# Grizzly G0582 24: Wide Belt Sander



## TheOldTimer

You may want to try Industrial abrasives , they are very nice people to deal with. Good luck on your purchase and hope you have many years of good usage from the machine.


----------



## redryder

BoardSMITH….....what kind of lazy review are you trying to give us??

A review of how a woodworking tool actually works. Why would we want to know about such goingings on??

No info on the packaging and shipping?? Did the delivery driver give you a hug?? Was the machine wrapped in bubble wrap and greased to the max??

And no info on the "*FIT AND FINISH*"?? To this day I have no idea what that means but to a lot of people I do know that it is really important. After paying the bill and providing months and years of loyal service, the "*FIT AND FINISH*" is something that must matter a lot.

This machine sounds like a solid performer after your months of use. Great review but I bet a lot of people will miss the *Blah, blah, blah, etc…*


----------



## Bogeyguy

I would tell the whiners, blah, blah, blah. LOL!


----------



## shopmania

Nice review. I would love to have one of these! How much did you pay for it?


----------



## BoardSMITH

The pricing is posted on the Grizzly web site.


----------



## Sarit

Great review!

Why the read out will allow me to enter something in the middle is not clear since it goes to the next closest reading.

I think DRO's resolution is only 0.005" like those wixey gauges so it always jumps to the closest 0.005". I agree though they should only allow you to enter a 5 or 0 for the last digit.

Also I see on the Grizzly site that its Approx. shipping weight: 1573 lbs. not 2500 pounds. I looked it up because I couldn't believe a 24" sander could weigh over a ton.

Can you tell us about the pros/cons of why you chose a belt sander vs drum sander? I've only ever considered those open end drum sanders since you could theoretically double the width by turning the boards around and running them through on the other side and for a small shop like mine I need all the space that saves.


----------



## timbertailor

Nice review. One of the tools I will be purchasing when I move and have more room.


----------

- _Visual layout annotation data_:
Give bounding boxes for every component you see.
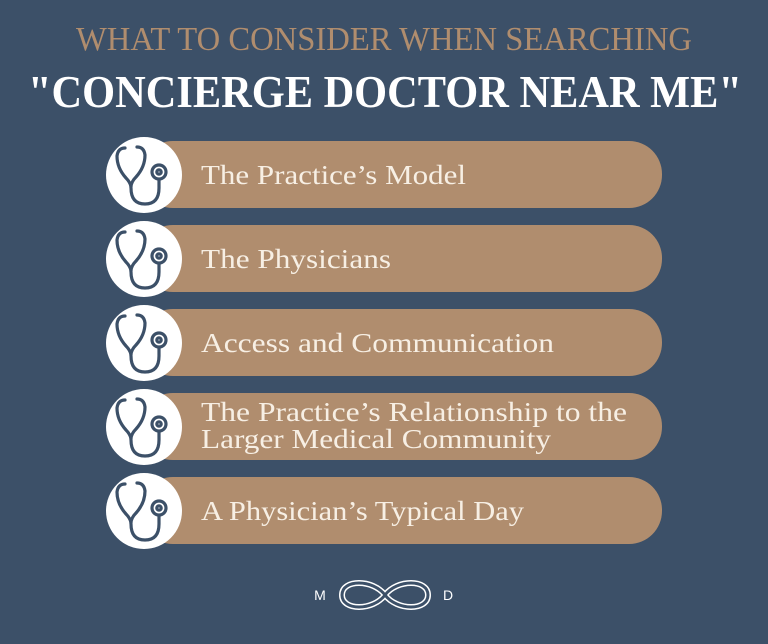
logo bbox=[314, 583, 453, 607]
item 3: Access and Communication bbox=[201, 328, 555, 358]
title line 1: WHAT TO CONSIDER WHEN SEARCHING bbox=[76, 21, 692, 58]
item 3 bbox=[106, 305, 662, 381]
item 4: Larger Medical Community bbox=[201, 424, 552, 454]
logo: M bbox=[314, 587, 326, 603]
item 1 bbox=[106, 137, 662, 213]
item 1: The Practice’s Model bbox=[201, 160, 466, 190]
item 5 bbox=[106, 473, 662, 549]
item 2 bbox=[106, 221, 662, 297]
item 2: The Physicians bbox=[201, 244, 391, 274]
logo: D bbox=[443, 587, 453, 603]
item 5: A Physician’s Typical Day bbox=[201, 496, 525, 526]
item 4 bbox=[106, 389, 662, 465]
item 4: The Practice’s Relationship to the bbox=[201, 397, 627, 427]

- _GOAL OF THE EXERCISE_:
List the usernames of everyone who posted in the forum thread about the Grizzly G0582 wide belt sander, in the order in which their posts appear.

- _OUTPUT FOR THIS TASK_:
TheOldTimer, redryder, Bogeyguy, shopmania, BoardSMITH, Sarit, timbertailor